§ Material for this exercise:

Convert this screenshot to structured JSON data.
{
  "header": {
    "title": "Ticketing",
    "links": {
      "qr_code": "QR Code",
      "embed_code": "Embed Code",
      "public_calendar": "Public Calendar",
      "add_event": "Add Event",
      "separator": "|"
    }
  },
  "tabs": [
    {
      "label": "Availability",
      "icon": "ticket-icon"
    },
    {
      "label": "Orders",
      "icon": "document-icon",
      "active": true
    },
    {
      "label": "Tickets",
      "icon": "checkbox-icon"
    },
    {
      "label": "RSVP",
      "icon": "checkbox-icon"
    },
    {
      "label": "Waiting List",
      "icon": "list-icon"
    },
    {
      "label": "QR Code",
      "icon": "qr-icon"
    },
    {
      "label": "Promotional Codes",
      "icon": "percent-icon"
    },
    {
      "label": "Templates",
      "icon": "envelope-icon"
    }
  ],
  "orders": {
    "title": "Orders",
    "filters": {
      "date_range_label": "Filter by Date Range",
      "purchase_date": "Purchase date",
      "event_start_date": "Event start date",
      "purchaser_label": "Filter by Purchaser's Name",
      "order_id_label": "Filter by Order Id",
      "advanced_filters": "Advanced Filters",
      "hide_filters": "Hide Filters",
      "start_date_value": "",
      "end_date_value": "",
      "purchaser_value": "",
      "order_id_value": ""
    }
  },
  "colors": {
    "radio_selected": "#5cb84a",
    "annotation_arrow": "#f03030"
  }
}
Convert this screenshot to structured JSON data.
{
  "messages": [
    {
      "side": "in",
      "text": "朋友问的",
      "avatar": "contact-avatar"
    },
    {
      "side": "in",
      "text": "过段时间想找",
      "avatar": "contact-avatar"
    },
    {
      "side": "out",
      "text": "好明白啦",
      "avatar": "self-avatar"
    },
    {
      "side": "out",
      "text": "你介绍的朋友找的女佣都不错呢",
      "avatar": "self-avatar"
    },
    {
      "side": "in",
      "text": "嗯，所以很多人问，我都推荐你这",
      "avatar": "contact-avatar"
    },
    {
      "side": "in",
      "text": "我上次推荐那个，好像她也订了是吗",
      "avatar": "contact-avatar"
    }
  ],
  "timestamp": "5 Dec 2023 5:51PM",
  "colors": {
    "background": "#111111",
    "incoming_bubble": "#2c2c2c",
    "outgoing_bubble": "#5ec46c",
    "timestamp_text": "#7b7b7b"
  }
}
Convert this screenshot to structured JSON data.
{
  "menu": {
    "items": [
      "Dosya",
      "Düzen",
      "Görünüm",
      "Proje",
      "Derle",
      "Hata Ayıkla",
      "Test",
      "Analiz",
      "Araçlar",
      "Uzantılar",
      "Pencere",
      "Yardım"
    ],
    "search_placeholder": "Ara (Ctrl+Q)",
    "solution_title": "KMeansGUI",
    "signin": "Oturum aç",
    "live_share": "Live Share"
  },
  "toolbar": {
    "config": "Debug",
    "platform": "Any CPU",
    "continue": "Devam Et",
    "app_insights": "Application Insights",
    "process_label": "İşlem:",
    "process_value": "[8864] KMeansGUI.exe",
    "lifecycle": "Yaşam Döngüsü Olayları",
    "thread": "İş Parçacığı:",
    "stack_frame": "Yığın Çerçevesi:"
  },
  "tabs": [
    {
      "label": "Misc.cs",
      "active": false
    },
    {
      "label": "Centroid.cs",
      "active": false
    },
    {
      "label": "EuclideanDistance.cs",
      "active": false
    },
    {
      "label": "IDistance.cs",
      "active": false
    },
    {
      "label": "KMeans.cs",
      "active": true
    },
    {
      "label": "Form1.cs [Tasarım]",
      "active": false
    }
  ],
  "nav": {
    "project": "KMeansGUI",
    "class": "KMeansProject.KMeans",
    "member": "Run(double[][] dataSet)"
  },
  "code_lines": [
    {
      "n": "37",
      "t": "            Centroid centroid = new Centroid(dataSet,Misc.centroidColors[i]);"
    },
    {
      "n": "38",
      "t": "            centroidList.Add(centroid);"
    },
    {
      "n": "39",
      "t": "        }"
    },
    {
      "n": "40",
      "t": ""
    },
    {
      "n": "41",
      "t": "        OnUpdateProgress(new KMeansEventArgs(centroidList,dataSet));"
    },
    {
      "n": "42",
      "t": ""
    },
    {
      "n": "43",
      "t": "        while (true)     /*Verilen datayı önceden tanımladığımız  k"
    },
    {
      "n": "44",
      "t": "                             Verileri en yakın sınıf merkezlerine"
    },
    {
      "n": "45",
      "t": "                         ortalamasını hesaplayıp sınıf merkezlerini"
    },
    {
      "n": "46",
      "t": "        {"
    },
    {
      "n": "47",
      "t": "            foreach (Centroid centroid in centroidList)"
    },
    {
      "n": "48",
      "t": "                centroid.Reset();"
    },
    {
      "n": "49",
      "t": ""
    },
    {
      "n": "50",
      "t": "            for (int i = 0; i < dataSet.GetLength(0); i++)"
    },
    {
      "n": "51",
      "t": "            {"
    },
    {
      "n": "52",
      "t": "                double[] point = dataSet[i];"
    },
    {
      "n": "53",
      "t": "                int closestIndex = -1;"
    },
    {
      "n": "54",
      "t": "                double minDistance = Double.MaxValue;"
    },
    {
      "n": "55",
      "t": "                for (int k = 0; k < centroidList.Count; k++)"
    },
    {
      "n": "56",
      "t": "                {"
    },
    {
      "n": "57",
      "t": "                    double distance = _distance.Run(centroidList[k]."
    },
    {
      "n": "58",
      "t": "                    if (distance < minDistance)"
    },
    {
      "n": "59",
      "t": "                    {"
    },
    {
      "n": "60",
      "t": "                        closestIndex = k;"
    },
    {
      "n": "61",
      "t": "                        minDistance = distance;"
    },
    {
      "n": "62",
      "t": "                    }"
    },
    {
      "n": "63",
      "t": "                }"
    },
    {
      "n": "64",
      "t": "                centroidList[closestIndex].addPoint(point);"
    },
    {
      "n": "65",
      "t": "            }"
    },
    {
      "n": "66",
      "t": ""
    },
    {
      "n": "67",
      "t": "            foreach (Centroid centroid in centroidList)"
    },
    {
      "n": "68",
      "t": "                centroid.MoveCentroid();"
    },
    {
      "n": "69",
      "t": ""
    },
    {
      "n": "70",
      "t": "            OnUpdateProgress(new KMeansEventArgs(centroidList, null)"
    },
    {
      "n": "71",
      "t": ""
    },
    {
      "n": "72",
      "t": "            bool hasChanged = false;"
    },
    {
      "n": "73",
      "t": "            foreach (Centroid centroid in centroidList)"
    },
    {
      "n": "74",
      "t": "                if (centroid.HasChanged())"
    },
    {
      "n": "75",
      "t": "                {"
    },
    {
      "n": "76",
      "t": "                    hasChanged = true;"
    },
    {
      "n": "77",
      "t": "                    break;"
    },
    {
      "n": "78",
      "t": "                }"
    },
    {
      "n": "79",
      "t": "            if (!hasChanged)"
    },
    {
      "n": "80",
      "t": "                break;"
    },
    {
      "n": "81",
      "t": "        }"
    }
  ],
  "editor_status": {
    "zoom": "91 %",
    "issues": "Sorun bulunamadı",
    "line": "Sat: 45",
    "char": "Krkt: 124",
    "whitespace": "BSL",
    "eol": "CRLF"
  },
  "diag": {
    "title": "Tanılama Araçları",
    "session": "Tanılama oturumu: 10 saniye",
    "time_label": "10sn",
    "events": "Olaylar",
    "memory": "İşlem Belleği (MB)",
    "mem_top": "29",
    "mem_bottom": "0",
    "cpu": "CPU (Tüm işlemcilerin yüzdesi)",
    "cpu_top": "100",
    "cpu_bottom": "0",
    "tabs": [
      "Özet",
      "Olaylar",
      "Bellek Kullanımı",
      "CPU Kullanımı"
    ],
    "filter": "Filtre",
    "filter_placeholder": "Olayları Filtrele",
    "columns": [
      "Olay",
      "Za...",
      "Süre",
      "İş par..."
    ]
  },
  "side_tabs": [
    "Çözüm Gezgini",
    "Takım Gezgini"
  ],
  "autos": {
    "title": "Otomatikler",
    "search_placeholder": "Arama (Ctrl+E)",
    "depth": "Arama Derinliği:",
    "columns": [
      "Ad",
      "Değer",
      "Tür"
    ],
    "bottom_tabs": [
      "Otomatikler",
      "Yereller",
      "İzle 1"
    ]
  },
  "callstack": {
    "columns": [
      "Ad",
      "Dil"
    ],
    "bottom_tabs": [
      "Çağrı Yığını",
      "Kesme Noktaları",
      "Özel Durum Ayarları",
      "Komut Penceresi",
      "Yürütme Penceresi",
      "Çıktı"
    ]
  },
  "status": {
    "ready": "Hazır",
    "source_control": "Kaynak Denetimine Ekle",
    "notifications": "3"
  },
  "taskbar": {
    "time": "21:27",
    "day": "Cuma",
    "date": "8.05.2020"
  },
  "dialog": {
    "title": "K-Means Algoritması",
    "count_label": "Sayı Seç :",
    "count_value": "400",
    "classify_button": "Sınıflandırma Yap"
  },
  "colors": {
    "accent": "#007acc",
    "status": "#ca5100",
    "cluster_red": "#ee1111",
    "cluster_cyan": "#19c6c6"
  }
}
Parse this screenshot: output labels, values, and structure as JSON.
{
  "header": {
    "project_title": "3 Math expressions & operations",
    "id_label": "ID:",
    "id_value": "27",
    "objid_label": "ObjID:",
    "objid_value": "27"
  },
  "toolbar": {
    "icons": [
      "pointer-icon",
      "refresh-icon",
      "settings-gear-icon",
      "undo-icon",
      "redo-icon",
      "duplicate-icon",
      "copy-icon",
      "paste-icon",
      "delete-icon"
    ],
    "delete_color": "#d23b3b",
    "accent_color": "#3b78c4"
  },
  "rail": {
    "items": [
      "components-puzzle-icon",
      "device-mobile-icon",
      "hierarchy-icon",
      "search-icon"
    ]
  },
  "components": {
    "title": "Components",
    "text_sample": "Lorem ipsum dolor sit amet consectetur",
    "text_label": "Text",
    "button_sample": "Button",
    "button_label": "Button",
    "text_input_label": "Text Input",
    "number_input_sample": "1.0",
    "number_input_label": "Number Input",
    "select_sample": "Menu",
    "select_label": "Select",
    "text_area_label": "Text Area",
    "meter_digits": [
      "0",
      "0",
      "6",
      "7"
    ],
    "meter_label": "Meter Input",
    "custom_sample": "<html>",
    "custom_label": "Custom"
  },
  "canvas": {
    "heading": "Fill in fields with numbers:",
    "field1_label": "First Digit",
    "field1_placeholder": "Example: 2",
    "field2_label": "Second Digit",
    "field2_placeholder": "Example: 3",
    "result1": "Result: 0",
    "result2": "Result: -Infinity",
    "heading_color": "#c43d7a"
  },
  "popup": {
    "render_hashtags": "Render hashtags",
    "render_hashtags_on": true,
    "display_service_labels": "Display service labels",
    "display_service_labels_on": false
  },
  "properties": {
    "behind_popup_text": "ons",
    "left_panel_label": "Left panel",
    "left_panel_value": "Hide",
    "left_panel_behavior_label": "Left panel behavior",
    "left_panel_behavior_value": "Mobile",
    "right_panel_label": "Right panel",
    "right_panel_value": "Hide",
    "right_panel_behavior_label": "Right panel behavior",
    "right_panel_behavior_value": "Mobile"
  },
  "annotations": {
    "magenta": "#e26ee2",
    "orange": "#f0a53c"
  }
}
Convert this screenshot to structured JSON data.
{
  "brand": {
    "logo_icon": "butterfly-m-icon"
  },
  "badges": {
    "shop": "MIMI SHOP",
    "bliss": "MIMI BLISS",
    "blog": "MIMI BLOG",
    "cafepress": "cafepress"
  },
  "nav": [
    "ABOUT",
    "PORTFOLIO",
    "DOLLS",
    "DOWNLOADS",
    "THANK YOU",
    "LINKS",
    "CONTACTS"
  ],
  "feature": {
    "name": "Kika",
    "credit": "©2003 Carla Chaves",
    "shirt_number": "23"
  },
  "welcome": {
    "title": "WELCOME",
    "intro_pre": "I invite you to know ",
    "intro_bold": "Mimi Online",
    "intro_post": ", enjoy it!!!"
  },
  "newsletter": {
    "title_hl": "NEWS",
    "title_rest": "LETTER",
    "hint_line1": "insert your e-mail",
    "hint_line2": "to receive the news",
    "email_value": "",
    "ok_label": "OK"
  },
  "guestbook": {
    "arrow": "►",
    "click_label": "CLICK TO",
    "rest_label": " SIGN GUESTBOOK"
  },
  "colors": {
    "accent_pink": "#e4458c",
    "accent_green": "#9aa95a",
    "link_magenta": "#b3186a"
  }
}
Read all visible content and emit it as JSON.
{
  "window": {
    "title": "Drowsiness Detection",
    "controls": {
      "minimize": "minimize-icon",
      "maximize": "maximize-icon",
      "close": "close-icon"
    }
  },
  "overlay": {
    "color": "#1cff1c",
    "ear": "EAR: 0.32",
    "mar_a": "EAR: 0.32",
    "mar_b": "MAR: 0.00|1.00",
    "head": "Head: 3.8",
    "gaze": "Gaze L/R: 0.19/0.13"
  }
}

§ The problem:
Copy every line that contains the string "Hide".

§ Answer in full:
      "hide_filters": "Hide Filters",
    "left_panel_value": "Hide",
    "right_panel_value": "Hide",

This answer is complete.